* [TASK STATEMENT]: Omit the images, then print each record below exactly as it reads.

* [RECORD LIST]:
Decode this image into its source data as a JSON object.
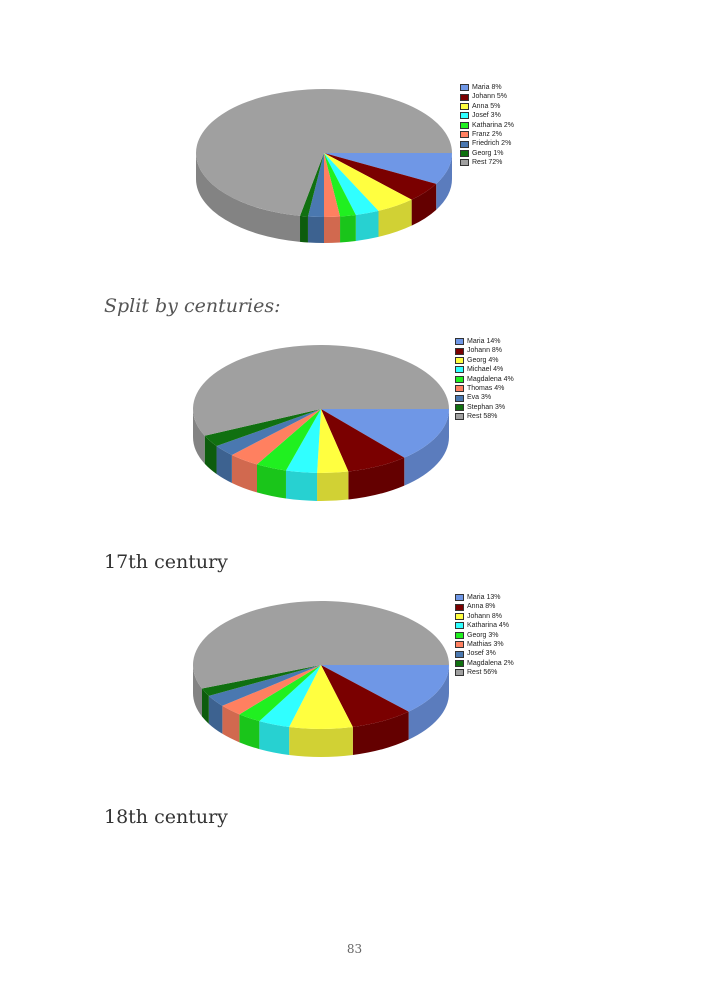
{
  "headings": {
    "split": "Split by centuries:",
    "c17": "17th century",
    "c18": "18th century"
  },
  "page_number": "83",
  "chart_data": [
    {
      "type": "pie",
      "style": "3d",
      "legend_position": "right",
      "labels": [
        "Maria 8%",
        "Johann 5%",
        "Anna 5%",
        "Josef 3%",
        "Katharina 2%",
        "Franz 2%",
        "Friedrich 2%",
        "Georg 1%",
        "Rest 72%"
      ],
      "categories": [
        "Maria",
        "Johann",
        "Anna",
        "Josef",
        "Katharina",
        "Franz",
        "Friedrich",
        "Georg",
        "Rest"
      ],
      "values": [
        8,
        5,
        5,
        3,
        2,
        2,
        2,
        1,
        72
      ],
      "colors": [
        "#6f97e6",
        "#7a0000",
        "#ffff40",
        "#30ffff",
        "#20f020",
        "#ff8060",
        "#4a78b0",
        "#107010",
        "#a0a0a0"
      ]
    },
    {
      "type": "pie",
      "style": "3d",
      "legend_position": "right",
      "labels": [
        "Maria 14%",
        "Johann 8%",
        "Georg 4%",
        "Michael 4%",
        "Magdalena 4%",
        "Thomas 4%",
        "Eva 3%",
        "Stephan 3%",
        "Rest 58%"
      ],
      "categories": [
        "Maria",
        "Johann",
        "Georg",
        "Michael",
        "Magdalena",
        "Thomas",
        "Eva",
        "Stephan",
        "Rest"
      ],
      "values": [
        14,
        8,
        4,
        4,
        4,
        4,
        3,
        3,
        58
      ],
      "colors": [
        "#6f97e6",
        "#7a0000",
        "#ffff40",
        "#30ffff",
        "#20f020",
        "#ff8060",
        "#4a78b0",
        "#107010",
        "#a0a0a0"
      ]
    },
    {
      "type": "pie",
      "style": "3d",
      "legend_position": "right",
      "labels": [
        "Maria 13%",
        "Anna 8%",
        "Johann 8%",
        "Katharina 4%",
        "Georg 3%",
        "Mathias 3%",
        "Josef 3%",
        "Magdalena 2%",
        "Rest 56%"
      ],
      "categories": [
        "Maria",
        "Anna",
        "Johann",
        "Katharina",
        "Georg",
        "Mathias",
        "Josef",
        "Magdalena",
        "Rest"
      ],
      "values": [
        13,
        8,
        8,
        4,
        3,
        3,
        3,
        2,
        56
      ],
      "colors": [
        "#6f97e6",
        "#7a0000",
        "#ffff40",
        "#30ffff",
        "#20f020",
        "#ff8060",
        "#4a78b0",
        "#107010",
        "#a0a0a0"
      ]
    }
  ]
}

* [COMPLETED TASK]:
Decode this image into its source data as a JSON object.
{
  "headings": {
    "split": "Split by centuries:",
    "c17": "17th century",
    "c18": "18th century"
  },
  "page_number": "83",
  "chart_data": [
    {
      "type": "pie",
      "style": "3d",
      "legend_position": "right",
      "labels": [
        "Maria 8%",
        "Johann 5%",
        "Anna 5%",
        "Josef 3%",
        "Katharina 2%",
        "Franz 2%",
        "Friedrich 2%",
        "Georg 1%",
        "Rest 72%"
      ],
      "categories": [
        "Maria",
        "Johann",
        "Anna",
        "Josef",
        "Katharina",
        "Franz",
        "Friedrich",
        "Georg",
        "Rest"
      ],
      "values": [
        8,
        5,
        5,
        3,
        2,
        2,
        2,
        1,
        72
      ],
      "colors": [
        "#6f97e6",
        "#7a0000",
        "#ffff40",
        "#30ffff",
        "#20f020",
        "#ff8060",
        "#4a78b0",
        "#107010",
        "#a0a0a0"
      ]
    },
    {
      "type": "pie",
      "style": "3d",
      "legend_position": "right",
      "labels": [
        "Maria 14%",
        "Johann 8%",
        "Georg 4%",
        "Michael 4%",
        "Magdalena 4%",
        "Thomas 4%",
        "Eva 3%",
        "Stephan 3%",
        "Rest 58%"
      ],
      "categories": [
        "Maria",
        "Johann",
        "Georg",
        "Michael",
        "Magdalena",
        "Thomas",
        "Eva",
        "Stephan",
        "Rest"
      ],
      "values": [
        14,
        8,
        4,
        4,
        4,
        4,
        3,
        3,
        58
      ],
      "colors": [
        "#6f97e6",
        "#7a0000",
        "#ffff40",
        "#30ffff",
        "#20f020",
        "#ff8060",
        "#4a78b0",
        "#107010",
        "#a0a0a0"
      ]
    },
    {
      "type": "pie",
      "style": "3d",
      "legend_position": "right",
      "labels": [
        "Maria 13%",
        "Anna 8%",
        "Johann 8%",
        "Katharina 4%",
        "Georg 3%",
        "Mathias 3%",
        "Josef 3%",
        "Magdalena 2%",
        "Rest 56%"
      ],
      "categories": [
        "Maria",
        "Anna",
        "Johann",
        "Katharina",
        "Georg",
        "Mathias",
        "Josef",
        "Magdalena",
        "Rest"
      ],
      "values": [
        13,
        8,
        8,
        4,
        3,
        3,
        3,
        2,
        56
      ],
      "colors": [
        "#6f97e6",
        "#7a0000",
        "#ffff40",
        "#30ffff",
        "#20f020",
        "#ff8060",
        "#4a78b0",
        "#107010",
        "#a0a0a0"
      ]
    }
  ]
}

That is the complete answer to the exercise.